Do this:
Repeat every record below exactly, leaving out the pictures.

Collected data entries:
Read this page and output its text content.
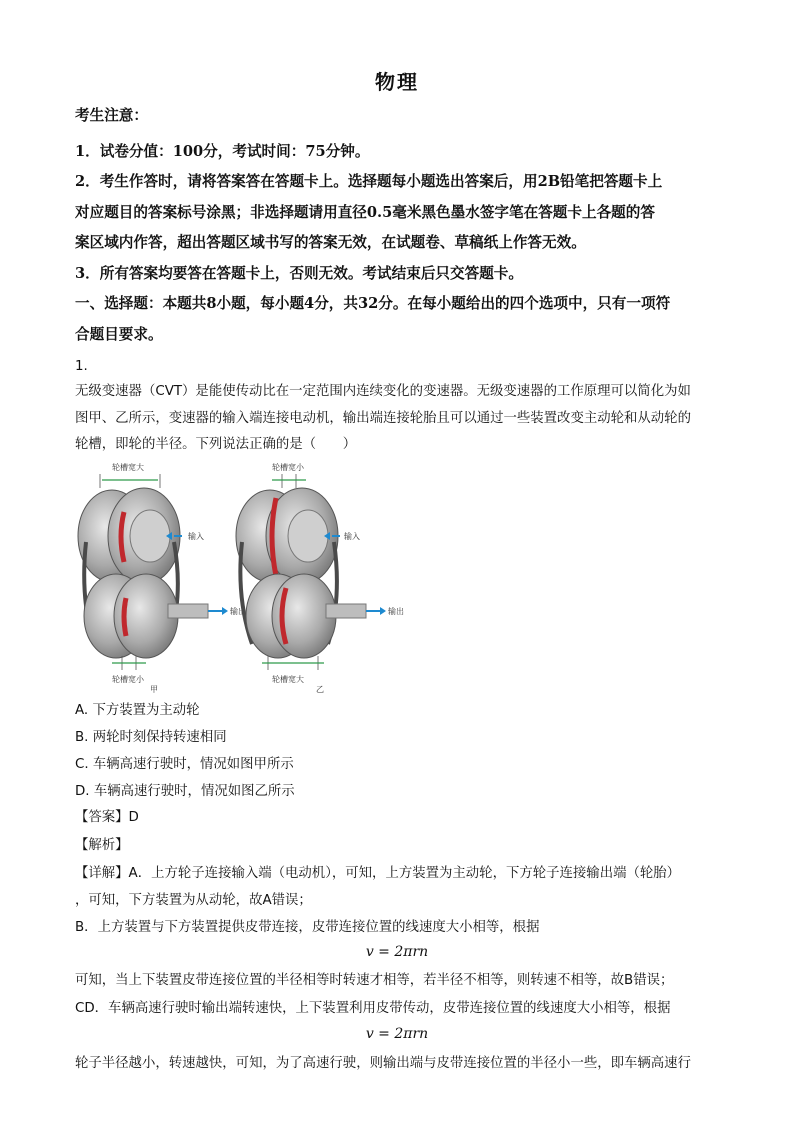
物理
考生注意：
1．试卷分值：100分，考试时间：75分钟。
2．考生作答时，请将答案答在答题卡上。选择题每小题选出答案后，用2B铅笔把答题卡上
对应题目的答案标号涂黑；非选择题请用直径0.5毫米黑色墨水签字笔在答题卡上各题的答
案区域内作答，超出答题区域书写的答案无效，在试题卷、草稿纸上作答无效。
3．所有答案均要答在答题卡上，否则无效。考试结束后只交答题卡。
一、选择题：本题共8小题，每小题4分，共32分。在每小题给出的四个选项中，只有一项符
合题目要求。
1.
无级变速器（CVT）是能使传动比在一定范围内连续变化的变速器。无级变速器的工作原理可以简化为如
图甲、乙所示，变速器的输入端连接电动机，输出端连接轮胎且可以通过一些装置改变主动轮和从动轮的
轮槽，即轮的半径。下列说法正确的是（　　）
轮槽宽大
输入
输出
轮槽宽小
甲
轮槽宽小
输入
输出
轮槽宽大
乙
A. 下方装置为主动轮
B. 两轮时刻保持转速相同
C. 车辆高速行驶时，情况如图甲所示
D. 车辆高速行驶时，情况如图乙所示
【答案】D
【解析】
【详解】A．上方轮子连接输入端（电动机），可知，上方装置为主动轮，下方轮子连接输出端（轮胎）
，可知，下方装置为从动轮，故A错误；
B．上方装置与下方装置提供皮带连接，皮带连接位置的线速度大小相等，根据
v = 2πrn
可知，当上下装置皮带连接位置的半径相等时转速才相等，若半径不相等，则转速不相等，故B错误；
CD．车辆高速行驶时输出端转速快，上下装置利用皮带传动，皮带连接位置的线速度大小相等，根据
v = 2πrn
轮子半径越小，转速越快，可知，为了高速行驶，则输出端与皮带连接位置的半径小一些，即车辆高速行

Answer for the task:
Read this page and output its text content.
物理
考生注意：
1．试卷分值：100分，考试时间：75分钟。
2．考生作答时，请将答案答在答题卡上。选择题每小题选出答案后，用2B铅笔把答题卡上
对应题目的答案标号涂黑；非选择题请用直径0.5毫米黑色墨水签字笔在答题卡上各题的答
案区域内作答，超出答题区域书写的答案无效，在试题卷、草稿纸上作答无效。
3．所有答案均要答在答题卡上，否则无效。考试结束后只交答题卡。
一、选择题：本题共8小题，每小题4分，共32分。在每小题给出的四个选项中，只有一项符
合题目要求。
1.
无级变速器（CVT）是能使传动比在一定范围内连续变化的变速器。无级变速器的工作原理可以简化为如
图甲、乙所示，变速器的输入端连接电动机，输出端连接轮胎且可以通过一些装置改变主动轮和从动轮的
轮槽，即轮的半径。下列说法正确的是（　　）
轮槽宽大
输入
输出
轮槽宽小
甲
轮槽宽小
输入
输出
轮槽宽大
乙
A. 下方装置为主动轮
B. 两轮时刻保持转速相同
C. 车辆高速行驶时，情况如图甲所示
D. 车辆高速行驶时，情况如图乙所示
【答案】D
【解析】
【详解】A．上方轮子连接输入端（电动机），可知，上方装置为主动轮，下方轮子连接输出端（轮胎）
，可知，下方装置为从动轮，故A错误；
B．上方装置与下方装置提供皮带连接，皮带连接位置的线速度大小相等，根据
v = 2πrn
可知，当上下装置皮带连接位置的半径相等时转速才相等，若半径不相等，则转速不相等，故B错误；
CD．车辆高速行驶时输出端转速快，上下装置利用皮带传动，皮带连接位置的线速度大小相等，根据
v = 2πrn
轮子半径越小，转速越快，可知，为了高速行驶，则输出端与皮带连接位置的半径小一些，即车辆高速行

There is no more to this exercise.